▶ [THE PROBLEM] Return the lines where the word "title" occurs.

───── RECORD SET ─────

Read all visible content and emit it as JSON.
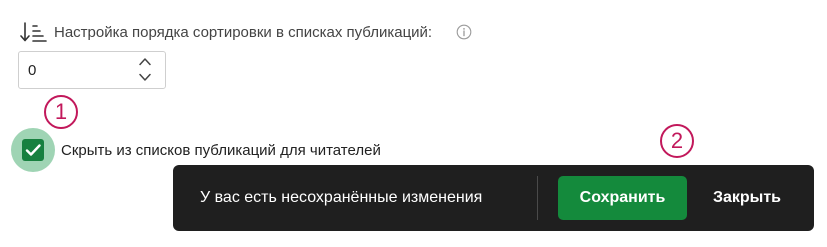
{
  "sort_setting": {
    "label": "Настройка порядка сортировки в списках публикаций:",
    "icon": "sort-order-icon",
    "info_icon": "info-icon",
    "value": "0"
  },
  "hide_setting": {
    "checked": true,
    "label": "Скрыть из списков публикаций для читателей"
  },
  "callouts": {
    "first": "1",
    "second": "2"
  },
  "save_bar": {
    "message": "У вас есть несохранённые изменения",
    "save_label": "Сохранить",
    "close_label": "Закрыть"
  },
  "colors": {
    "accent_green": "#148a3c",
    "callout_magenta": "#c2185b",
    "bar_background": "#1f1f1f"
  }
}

─────
───── RECORD SET ─────

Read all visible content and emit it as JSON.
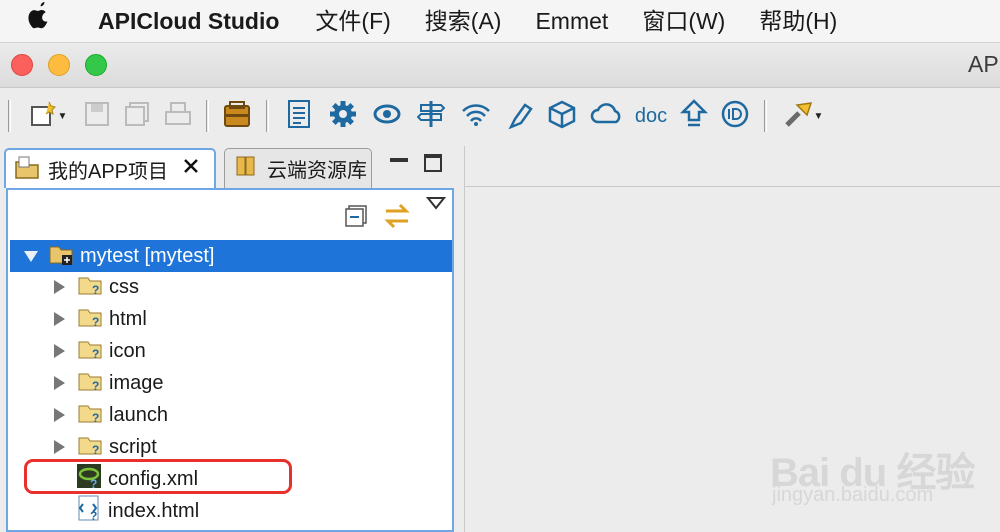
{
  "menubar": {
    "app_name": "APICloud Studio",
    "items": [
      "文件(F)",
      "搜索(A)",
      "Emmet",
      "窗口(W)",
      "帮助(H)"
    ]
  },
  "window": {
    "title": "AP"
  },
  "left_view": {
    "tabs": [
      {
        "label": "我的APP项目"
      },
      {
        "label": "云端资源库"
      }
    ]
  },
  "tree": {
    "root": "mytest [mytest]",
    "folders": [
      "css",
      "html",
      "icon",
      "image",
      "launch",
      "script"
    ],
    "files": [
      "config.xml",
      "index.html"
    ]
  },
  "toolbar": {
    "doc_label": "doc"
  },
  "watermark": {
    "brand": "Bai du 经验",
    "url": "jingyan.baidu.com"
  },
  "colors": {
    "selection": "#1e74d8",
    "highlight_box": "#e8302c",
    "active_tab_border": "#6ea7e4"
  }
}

─────
───── RECORD SET ─────

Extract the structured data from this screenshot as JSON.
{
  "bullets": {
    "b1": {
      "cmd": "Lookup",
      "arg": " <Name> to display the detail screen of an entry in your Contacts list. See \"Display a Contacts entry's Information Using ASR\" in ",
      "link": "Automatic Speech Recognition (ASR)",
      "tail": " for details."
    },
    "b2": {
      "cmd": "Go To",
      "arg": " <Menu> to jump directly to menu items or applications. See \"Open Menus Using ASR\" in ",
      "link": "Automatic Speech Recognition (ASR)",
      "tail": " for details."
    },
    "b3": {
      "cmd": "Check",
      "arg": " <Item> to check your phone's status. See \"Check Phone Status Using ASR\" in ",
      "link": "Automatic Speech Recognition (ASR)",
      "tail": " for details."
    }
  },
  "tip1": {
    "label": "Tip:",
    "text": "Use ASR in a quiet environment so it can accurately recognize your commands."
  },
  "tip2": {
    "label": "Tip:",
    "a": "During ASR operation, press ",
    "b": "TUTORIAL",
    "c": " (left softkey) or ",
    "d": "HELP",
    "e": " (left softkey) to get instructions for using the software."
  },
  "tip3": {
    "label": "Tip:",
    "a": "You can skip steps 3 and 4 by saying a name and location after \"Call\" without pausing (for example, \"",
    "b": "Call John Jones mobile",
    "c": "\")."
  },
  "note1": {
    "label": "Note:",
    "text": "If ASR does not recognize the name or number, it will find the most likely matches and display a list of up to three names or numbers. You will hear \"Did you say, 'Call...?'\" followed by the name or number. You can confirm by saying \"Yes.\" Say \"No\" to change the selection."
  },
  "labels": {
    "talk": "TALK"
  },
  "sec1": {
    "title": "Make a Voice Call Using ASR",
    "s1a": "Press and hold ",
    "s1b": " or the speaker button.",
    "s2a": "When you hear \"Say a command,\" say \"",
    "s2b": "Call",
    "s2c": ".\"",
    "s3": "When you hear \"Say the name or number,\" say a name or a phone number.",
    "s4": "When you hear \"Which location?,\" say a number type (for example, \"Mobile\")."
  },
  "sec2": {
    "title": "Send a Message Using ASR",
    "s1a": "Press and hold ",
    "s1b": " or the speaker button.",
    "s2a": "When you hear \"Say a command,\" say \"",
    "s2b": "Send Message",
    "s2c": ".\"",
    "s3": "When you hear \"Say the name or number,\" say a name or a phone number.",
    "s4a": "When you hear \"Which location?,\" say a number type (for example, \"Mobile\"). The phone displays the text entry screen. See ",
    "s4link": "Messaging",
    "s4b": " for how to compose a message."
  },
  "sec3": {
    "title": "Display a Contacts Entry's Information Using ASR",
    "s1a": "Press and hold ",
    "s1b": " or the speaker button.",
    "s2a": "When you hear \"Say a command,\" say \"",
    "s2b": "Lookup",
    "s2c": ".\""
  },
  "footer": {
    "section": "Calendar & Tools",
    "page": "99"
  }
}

─────

▶ [IN RESPONSE]
    "title": "AP"
    "title": "Make a Voice Call Using ASR",
    "title": "Send a Message Using ASR",
    "title": "Display a Contacts Entry's Information Using ASR",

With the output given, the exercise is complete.